Exercise directions:
Write the listing below out again exactly, dropping the images.
+===+
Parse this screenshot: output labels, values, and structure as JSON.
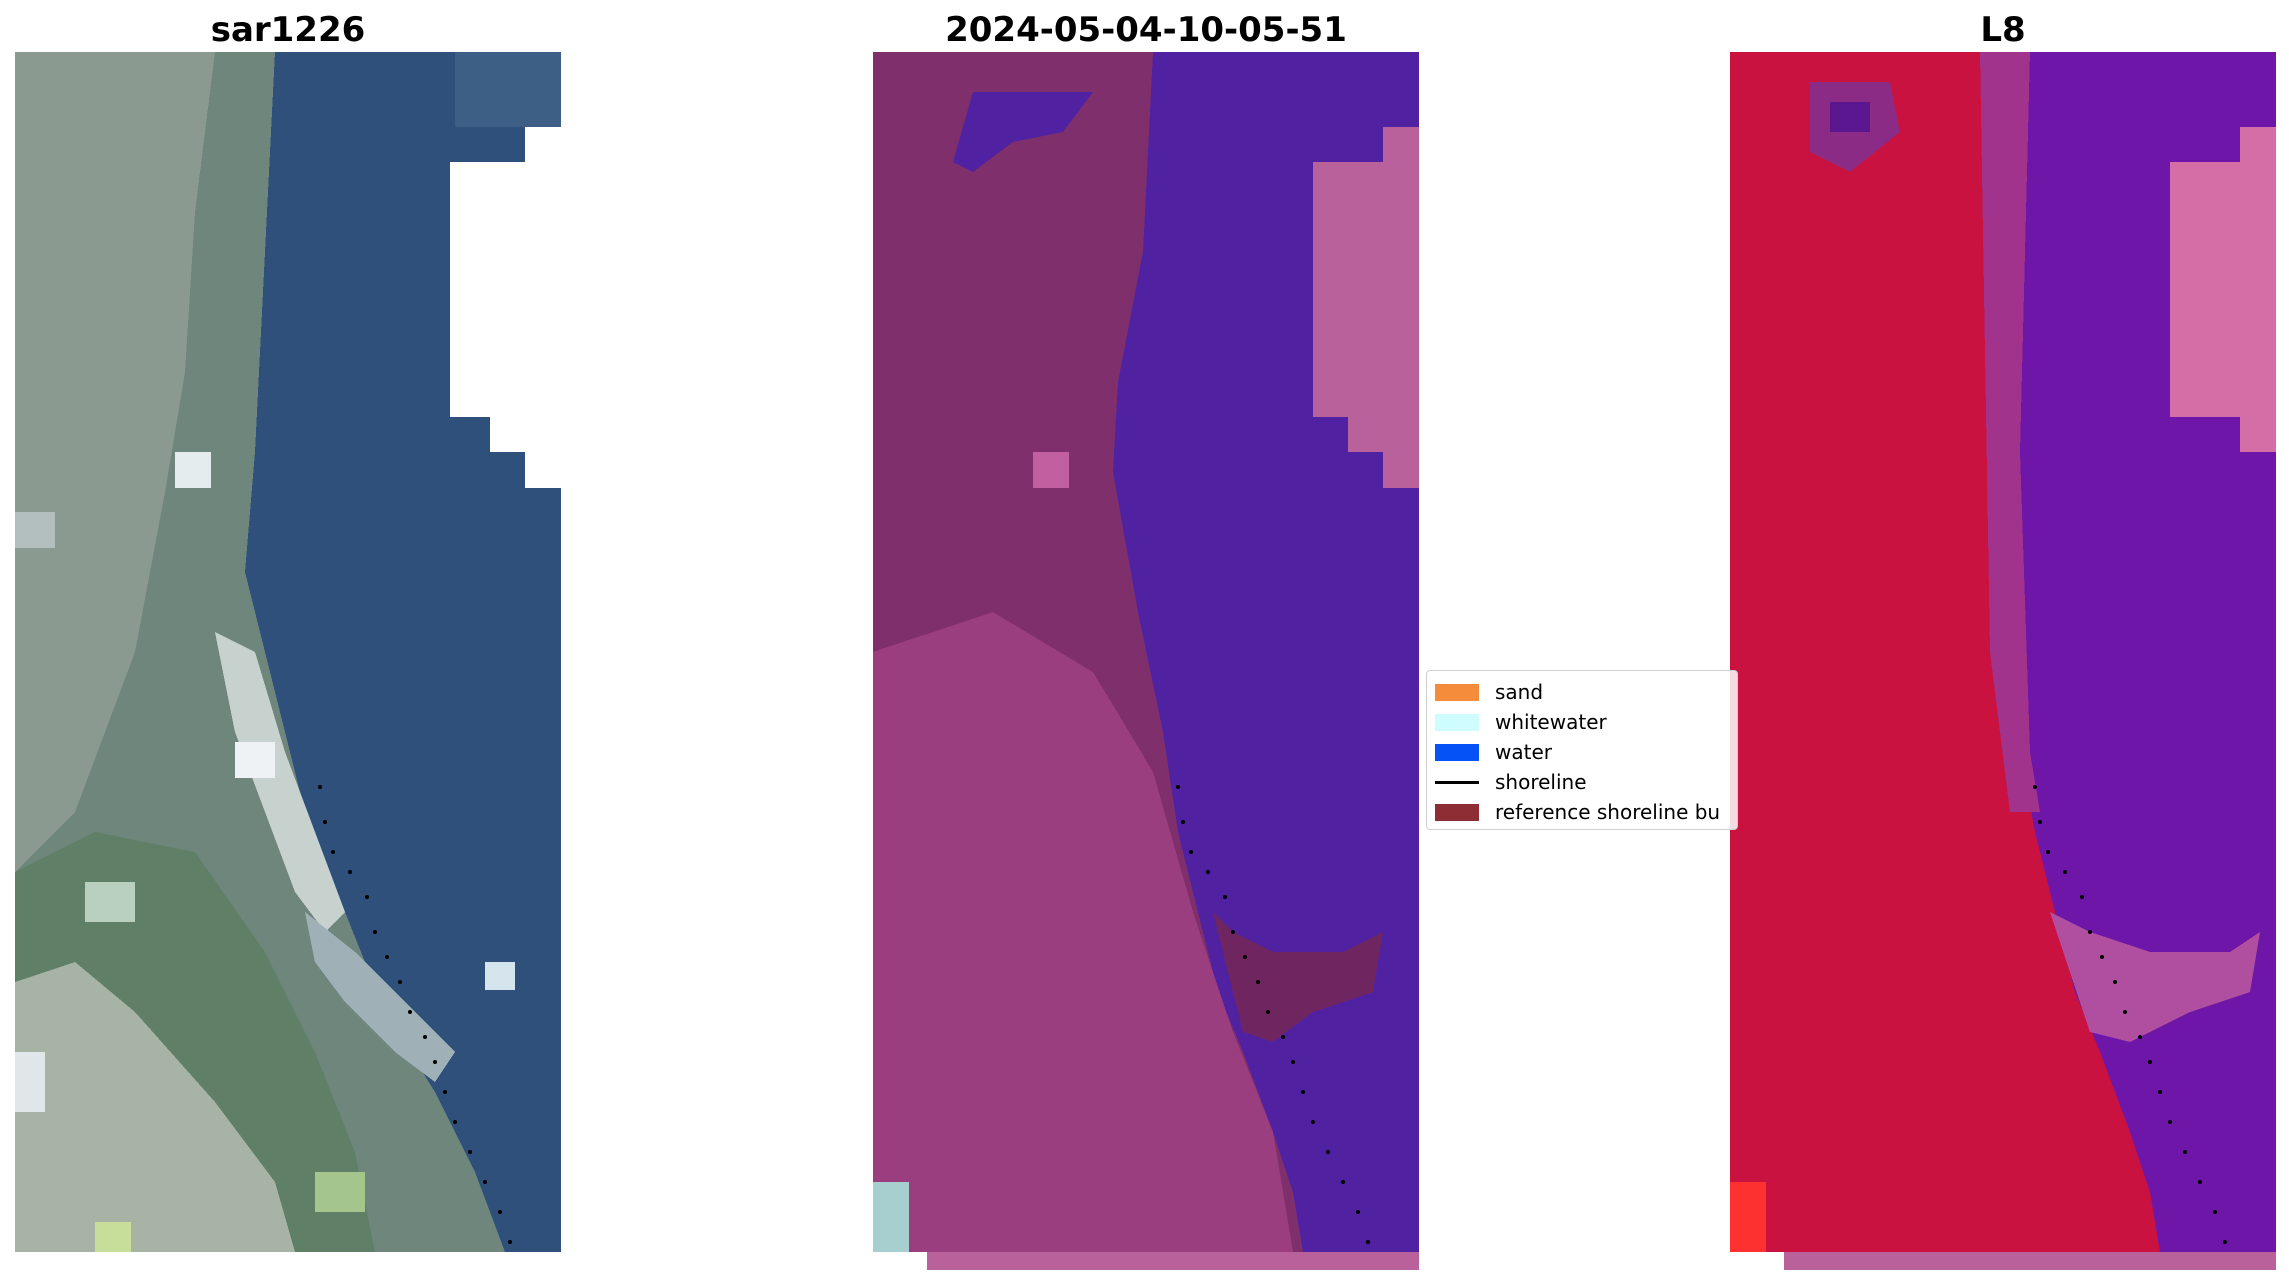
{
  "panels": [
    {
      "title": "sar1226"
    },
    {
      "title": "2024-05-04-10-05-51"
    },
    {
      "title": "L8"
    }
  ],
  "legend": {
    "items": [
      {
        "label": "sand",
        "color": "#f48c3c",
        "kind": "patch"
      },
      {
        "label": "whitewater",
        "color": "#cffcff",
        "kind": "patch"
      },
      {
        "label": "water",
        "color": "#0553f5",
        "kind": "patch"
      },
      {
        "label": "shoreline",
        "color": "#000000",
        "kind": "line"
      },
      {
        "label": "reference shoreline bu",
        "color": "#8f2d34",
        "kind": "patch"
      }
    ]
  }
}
+===+
Solution to this exercise:
Parse this screenshot: output labels, values, and structure as JSON.
{
  "panels": [
    {
      "title": "sar1226"
    },
    {
      "title": "2024-05-04-10-05-51"
    },
    {
      "title": "L8"
    }
  ],
  "legend": {
    "items": [
      {
        "label": "sand",
        "color": "#f48c3c",
        "kind": "patch"
      },
      {
        "label": "whitewater",
        "color": "#cffcff",
        "kind": "patch"
      },
      {
        "label": "water",
        "color": "#0553f5",
        "kind": "patch"
      },
      {
        "label": "shoreline",
        "color": "#000000",
        "kind": "line"
      },
      {
        "label": "reference shoreline bu",
        "color": "#8f2d34",
        "kind": "patch"
      }
    ]
  }
}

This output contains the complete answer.